■ **REQUIREMENT A**:
Based on the interview about voicing Cid, decide whether each statement agrees with it: (i) Chris voiced Cid in Kingdom Hearts 2; (ii) Chris calls Cid a cautious and soft-spoken character; (iii) Cid had a voice when he first appeared in 1997. For each, answer yes or no and quote the words of the interview that decide it.
■ **REQUIREMENT B**:
Write the next part of the interview about voicing Cid, starting after its final question.

■ **TEXT TO READ**:
— start —

Retroplayer- Chris, you also played Cid again in Kingdom Hearts 2 and Final Fantasy VII: Dirge of Cerberus. As an actor, what about his character interests you?
Chris- Like i said before, he’s so cocky and no-nonsense that it’s a release getting to deliver his lines. The kind of guy you pretend to be when you’re playing as a kid.
Retroplayer- Would he be a character you’d be keen on playing again?
Retroplayer- Final Fantasy fans are quite a rabbid bunch, Chris. How have your interactions been with them and do you get a sense that in their eyes you did the voice of Cid justice seeing as his first appearence back in 1997 had no voice?

— end —

■ **SUPPLIED MATERIAL**:
— start —

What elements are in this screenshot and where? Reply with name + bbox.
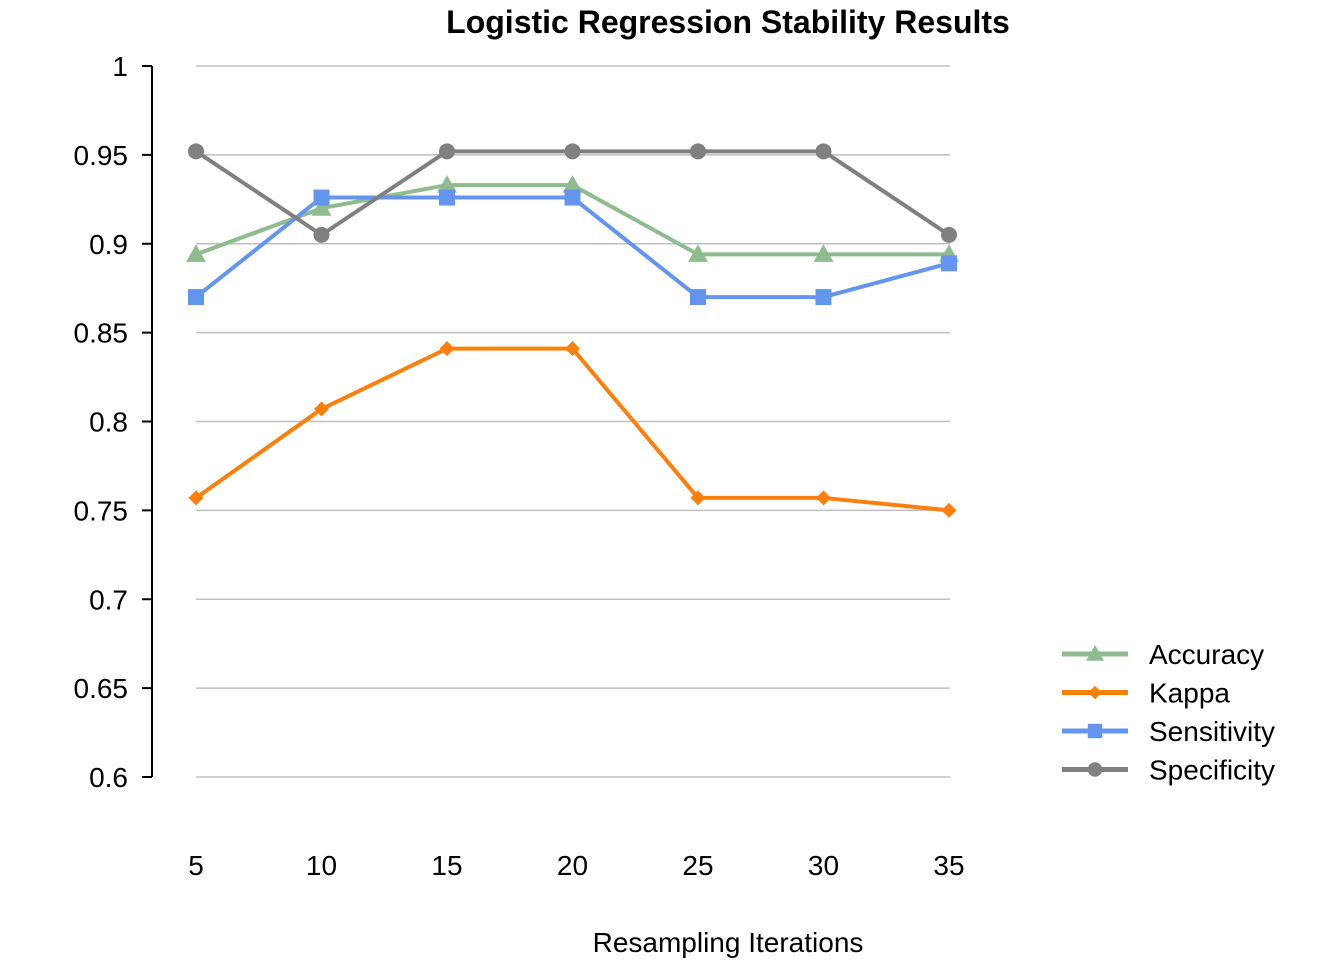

— end —

■ **FINAL RESULT A**:
(i) Yes: "you also played Cid again in Kingdom Hearts 2 and Final Fantasy VII: Dirge of Cerberus"
(ii) No: "he’s so cocky and no-nonsense"
(iii) No: "his first appearence back in 1997 had no voice"

■ **FINAL RESULT B**:
Chris- I haven’t had any interaction with them, save for a fan letter/email now and again. Most of it is complimentary, but I noticed a message board or two when the English-speaking cast was announced years back, and I learned quickly that there will always be people you just cannot please. They have very strong ideas about these characters, and sometimes you just don’t measure up to them. And I don’t begrudge them their passion one bit. They have every right to decide if they like me or not, and say as much. They spend their time and money on these stories and it’s their passion that fuels much of the industry. So, as far as I’m concerned they’re welcome to voice their opinions. Provided they confine their opinions to my performance, of course.
Retroplayer- Chris, you’ve been in some rather cinematic franchises. In terms of storytelling and character development do you feel that videogames are beginning to rival TV and film?
Chris- Certainly. Video game developers have said for years they want to create a cinematic, immersive experience with their games. They want to deliver a story and experience that is so powerful you can’t turn it off and they succeed often, I think. There’s still a ways to go, but it’s such a young industry compared to film. And they have the gamer for dozens of hours if they want to see a story to its conclusion, so they have so much opportunity to provide depth to a character. That’s something only movie franchises can do, and it takes them years.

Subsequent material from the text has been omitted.